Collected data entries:
+++

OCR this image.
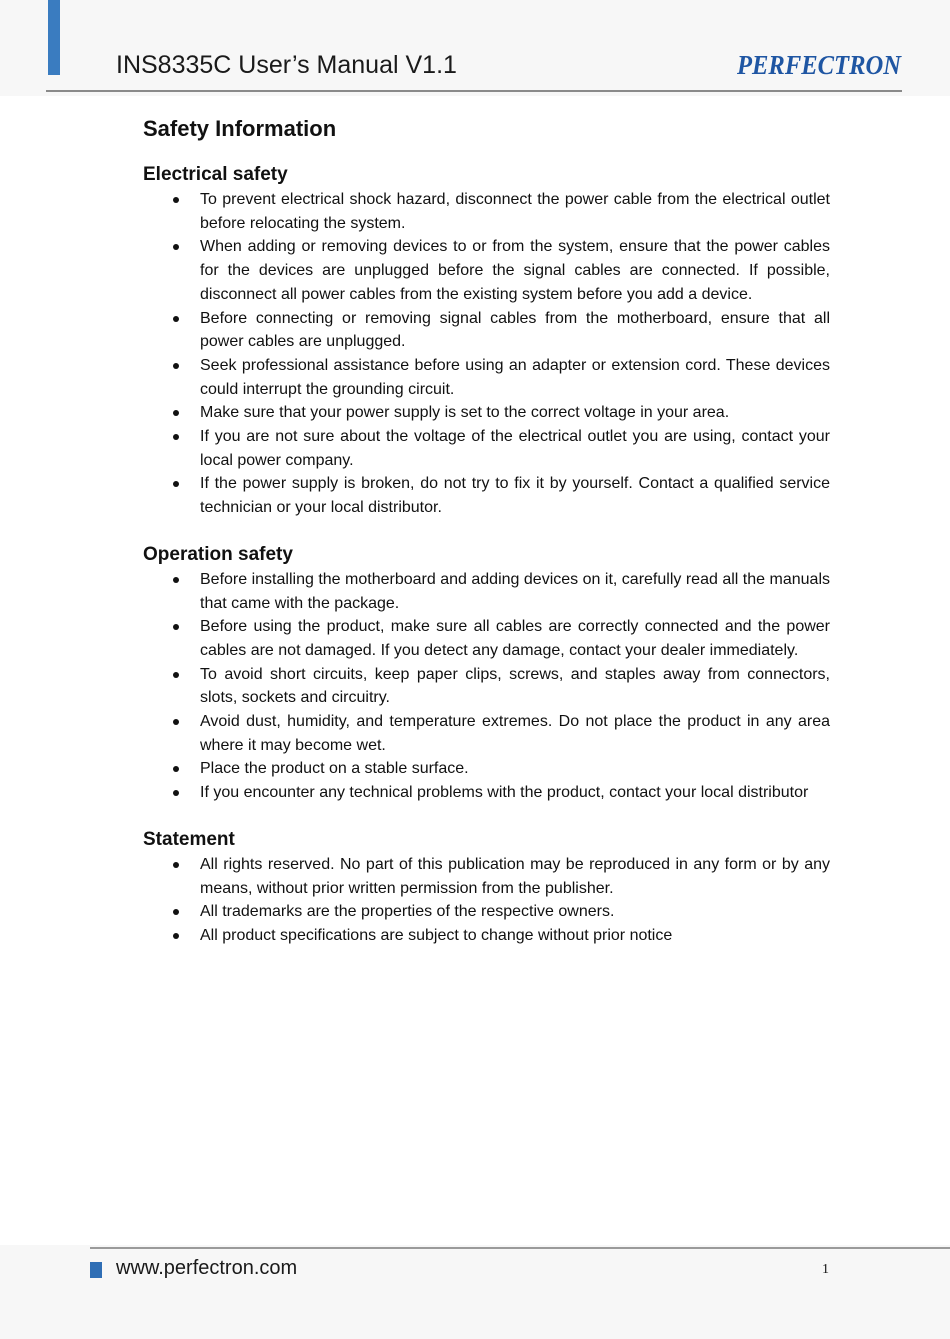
INS8335C User’s Manual V1.1	PERFECTRON
Safety Information
Electrical safety
To prevent electrical shock hazard, disconnect the power cable from the electrical outlet before relocating the system.
When adding or removing devices to or from the system, ensure that the power cables for the devices are unplugged before the signal cables are connected. If possible, disconnect all power cables from the existing system before you add a device.
Before connecting or removing signal cables from the motherboard, ensure that all power cables are unplugged.
Seek professional assistance before using an adapter or extension cord. These devices could interrupt the grounding circuit.
Make sure that your power supply is set to the correct voltage in your area.
If you are not sure about the voltage of the electrical outlet you are using, contact your local power company.
If the power supply is broken, do not try to fix it by yourself. Contact a qualified service technician or your local distributor.
Operation safety
Before installing the motherboard and adding devices on it, carefully read all the manuals that came with the package.
Before using the product, make sure all cables are correctly connected and the power cables are not damaged. If you detect any damage, contact your dealer immediately.
To avoid short circuits, keep paper clips, screws, and staples away from connectors, slots, sockets and circuitry.
Avoid dust, humidity, and temperature extremes. Do not place the product in any area where it may become wet.
Place the product on a stable surface.
If you encounter any technical problems with the product, contact your local distributor
Statement
All rights reserved. No part of this publication may be reproduced in any form or by any means, without prior written permission from the publisher.
All trademarks are the properties of the respective owners.
All product specifications are subject to change without prior notice
www.perfectron.com	1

+++

Required work.
Respond with nothing but the number of lines in the entries that contain the string "without".

Expected answer.
2